**TASK GOAL**. Collect each line holding the string "Trauerfeier".

**GIVEN INFORMATION**.
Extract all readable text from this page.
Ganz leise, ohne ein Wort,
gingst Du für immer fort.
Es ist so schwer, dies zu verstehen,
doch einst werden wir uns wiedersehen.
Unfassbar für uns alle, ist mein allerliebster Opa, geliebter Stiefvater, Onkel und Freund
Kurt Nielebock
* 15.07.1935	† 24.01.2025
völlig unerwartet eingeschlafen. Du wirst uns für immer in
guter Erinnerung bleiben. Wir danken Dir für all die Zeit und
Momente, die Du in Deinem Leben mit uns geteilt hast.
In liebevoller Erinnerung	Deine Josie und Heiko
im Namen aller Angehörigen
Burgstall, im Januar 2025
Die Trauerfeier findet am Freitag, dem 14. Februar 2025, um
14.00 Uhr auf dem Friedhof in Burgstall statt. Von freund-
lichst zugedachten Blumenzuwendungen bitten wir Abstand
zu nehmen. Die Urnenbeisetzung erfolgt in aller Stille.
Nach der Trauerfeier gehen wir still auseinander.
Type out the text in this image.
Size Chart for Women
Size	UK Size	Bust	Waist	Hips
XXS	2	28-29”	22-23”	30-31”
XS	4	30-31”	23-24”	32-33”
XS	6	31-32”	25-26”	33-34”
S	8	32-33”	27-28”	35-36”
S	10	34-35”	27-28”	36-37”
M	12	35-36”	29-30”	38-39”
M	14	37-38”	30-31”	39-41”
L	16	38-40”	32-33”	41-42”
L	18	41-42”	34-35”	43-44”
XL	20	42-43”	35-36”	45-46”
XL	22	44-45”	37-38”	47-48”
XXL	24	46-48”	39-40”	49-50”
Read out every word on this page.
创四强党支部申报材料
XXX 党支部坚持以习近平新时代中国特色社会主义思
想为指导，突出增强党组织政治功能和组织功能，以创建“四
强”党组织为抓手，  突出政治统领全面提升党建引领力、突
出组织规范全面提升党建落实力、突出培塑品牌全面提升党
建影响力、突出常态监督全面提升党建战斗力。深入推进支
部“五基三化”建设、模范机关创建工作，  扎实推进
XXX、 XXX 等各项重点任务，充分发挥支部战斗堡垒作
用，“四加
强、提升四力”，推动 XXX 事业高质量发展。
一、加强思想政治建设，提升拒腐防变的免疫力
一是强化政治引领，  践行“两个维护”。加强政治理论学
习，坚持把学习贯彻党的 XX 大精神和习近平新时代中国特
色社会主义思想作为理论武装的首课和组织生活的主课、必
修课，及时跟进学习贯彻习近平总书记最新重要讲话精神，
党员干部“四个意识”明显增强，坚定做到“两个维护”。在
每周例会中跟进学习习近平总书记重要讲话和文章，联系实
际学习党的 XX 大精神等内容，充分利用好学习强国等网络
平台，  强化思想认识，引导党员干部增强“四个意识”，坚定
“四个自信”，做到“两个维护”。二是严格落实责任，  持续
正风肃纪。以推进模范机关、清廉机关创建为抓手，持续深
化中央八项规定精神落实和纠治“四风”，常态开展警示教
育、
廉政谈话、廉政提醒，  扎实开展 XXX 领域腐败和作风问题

==

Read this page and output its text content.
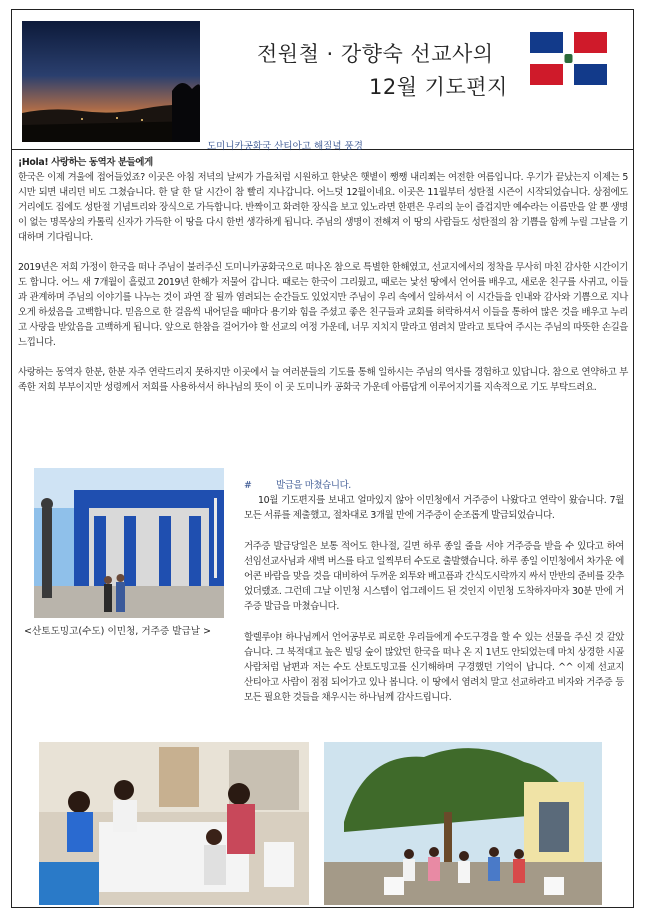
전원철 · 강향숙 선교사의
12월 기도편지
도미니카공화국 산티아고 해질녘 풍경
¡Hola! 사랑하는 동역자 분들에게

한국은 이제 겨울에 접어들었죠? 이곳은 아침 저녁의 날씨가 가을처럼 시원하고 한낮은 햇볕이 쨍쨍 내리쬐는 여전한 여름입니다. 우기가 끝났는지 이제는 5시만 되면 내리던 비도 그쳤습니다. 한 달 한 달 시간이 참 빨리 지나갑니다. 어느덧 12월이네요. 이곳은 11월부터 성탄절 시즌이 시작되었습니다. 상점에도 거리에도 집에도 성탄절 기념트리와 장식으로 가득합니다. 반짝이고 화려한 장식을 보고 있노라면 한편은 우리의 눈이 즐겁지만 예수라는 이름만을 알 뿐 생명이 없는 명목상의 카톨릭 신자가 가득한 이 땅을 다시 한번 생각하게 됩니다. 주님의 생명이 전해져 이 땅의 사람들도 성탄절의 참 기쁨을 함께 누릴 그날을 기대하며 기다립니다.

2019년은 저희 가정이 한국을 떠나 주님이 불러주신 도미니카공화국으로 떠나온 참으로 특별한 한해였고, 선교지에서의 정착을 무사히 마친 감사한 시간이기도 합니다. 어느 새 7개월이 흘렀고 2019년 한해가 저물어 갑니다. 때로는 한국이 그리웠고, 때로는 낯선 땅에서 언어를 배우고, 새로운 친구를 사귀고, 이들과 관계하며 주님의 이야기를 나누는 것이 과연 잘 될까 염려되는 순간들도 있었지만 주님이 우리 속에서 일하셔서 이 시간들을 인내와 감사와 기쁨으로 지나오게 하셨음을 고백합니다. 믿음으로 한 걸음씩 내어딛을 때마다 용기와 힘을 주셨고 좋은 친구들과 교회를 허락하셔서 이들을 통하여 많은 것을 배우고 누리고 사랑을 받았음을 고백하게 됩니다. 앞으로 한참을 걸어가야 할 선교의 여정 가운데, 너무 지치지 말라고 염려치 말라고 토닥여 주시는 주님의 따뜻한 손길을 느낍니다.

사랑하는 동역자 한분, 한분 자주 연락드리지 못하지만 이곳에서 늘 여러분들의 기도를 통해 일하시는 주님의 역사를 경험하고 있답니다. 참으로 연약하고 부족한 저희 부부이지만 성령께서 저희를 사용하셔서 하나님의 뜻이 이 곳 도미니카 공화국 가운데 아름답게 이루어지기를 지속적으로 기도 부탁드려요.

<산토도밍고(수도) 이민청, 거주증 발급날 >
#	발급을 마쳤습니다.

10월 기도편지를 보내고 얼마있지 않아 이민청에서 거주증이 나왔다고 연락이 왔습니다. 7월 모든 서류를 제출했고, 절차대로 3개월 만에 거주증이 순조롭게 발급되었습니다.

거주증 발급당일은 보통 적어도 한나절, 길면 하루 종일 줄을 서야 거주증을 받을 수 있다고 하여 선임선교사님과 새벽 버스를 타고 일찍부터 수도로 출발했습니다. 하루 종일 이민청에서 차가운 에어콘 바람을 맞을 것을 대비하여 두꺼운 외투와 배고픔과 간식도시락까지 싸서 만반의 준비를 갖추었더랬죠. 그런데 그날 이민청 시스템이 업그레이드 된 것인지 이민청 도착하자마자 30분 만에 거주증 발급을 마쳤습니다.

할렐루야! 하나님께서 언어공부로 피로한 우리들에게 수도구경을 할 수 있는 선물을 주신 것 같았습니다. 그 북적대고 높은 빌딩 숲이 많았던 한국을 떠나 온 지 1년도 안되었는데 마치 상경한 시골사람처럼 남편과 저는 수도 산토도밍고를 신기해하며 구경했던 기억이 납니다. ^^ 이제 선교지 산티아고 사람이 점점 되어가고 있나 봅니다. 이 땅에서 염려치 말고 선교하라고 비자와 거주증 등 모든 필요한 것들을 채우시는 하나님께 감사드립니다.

**THE SOLUTION**.
Die Trauerfeier findet am Freitag, dem 14. Februar 2025, um
Nach der Trauerfeier gehen wir still auseinander.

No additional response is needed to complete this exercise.